Give the entries again, word for word.

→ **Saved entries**
◇ ◇ ◇ ◇ ◇ ◇ ◇

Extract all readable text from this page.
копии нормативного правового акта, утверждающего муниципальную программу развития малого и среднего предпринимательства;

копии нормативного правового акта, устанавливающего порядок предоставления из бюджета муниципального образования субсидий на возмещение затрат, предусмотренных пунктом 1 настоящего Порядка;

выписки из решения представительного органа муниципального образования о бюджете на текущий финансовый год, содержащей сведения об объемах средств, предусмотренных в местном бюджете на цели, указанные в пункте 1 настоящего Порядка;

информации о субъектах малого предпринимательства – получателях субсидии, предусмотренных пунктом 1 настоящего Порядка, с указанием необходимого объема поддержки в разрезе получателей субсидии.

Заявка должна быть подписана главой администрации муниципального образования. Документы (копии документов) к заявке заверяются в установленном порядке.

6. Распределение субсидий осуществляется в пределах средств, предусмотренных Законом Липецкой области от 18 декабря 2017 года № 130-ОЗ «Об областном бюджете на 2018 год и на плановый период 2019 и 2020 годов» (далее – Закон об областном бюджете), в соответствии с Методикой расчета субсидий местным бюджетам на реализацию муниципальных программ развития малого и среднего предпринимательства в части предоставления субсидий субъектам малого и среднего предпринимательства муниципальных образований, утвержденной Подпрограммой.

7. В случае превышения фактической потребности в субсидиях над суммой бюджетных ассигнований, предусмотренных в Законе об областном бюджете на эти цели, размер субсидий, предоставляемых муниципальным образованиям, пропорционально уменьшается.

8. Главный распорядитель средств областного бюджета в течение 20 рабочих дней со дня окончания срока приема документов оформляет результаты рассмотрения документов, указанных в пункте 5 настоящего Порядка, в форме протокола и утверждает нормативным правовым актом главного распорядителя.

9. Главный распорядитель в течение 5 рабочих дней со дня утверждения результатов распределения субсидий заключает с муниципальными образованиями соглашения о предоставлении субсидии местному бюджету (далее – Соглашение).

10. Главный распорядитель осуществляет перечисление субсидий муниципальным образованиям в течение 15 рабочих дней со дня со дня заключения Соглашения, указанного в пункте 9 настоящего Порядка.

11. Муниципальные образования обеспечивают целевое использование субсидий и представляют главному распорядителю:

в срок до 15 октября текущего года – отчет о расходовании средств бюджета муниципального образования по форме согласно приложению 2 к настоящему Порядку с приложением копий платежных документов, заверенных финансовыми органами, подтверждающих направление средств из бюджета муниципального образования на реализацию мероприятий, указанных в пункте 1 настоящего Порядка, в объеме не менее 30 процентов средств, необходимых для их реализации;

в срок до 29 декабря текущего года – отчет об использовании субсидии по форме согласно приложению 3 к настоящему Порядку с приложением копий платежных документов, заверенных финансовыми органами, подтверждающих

◇ ◇ ◇ ◇ ◇ ◇ ◇

→ **Solution for this exercise**
Extract all readable text from this page.
копии нормативного правового акта, утверждающего муниципальную программу развития малого и среднего предпринимательства;

копии нормативного правового акта, устанавливающего порядок предоставления из бюджета муниципального образования субсидий на возмещение затрат, предусмотренных пунктом 1 настоящего Порядка;

выписки из решения представительного органа муниципального образования о бюджете на текущий финансовый год, содержащей сведения об объемах средств, предусмотренных в местном бюджете на цели, указанные в пункте 1 настоящего Порядка;

информации о субъектах малого предпринимательства – получателях субсидии, предусмотренных пунктом 1 настоящего Порядка, с указанием необходимого объема поддержки в разрезе получателей субсидии.

Заявка должна быть подписана главой администрации муниципального образования. Документы (копии документов) к заявке заверяются в установленном порядке.

6. Распределение субсидий осуществляется в пределах средств, предусмотренных Законом Липецкой области от 18 декабря 2017 года № 130-ОЗ «Об областном бюджете на 2018 год и на плановый период 2019 и 2020 годов» (далее – Закон об областном бюджете), в соответствии с Методикой расчета субсидий местным бюджетам на реализацию муниципальных программ развития малого и среднего предпринимательства в части предоставления субсидий субъектам малого и среднего предпринимательства муниципальных образований, утвержденной Подпрограммой.

7. В случае превышения фактической потребности в субсидиях над суммой бюджетных ассигнований, предусмотренных в Законе об областном бюджете на эти цели, размер субсидий, предоставляемых муниципальным образованиям, пропорционально уменьшается.

8. Главный распорядитель средств областного бюджета в течение 20 рабочих дней со дня окончания срока приема документов оформляет результаты рассмотрения документов, указанных в пункте 5 настоящего Порядка, в форме протокола и утверждает нормативным правовым актом главного распорядителя.

9. Главный распорядитель в течение 5 рабочих дней со дня утверждения результатов распределения субсидий заключает с муниципальными образованиями соглашения о предоставлении субсидии местному бюджету (далее – Соглашение).

10. Главный распорядитель осуществляет перечисление субсидий муниципальным образованиям в течение 15 рабочих дней со дня со дня заключения Соглашения, указанного в пункте 9 настоящего Порядка.

11. Муниципальные образования обеспечивают целевое использование субсидий и представляют главному распорядителю:

в срок до 15 октября текущего года – отчет о расходовании средств бюджета муниципального образования по форме согласно приложению 2 к настоящему Порядку с приложением копий платежных документов, заверенных финансовыми органами, подтверждающих направление средств из бюджета муниципального образования на реализацию мероприятий, указанных в пункте 1 настоящего Порядка, в объеме не менее 30 процентов средств, необходимых для их реализации;

в срок до 29 декабря текущего года – отчет об использовании субсидии по форме согласно приложению 3 к настоящему Порядку с приложением копий платежных документов, заверенных финансовыми органами, подтверждающих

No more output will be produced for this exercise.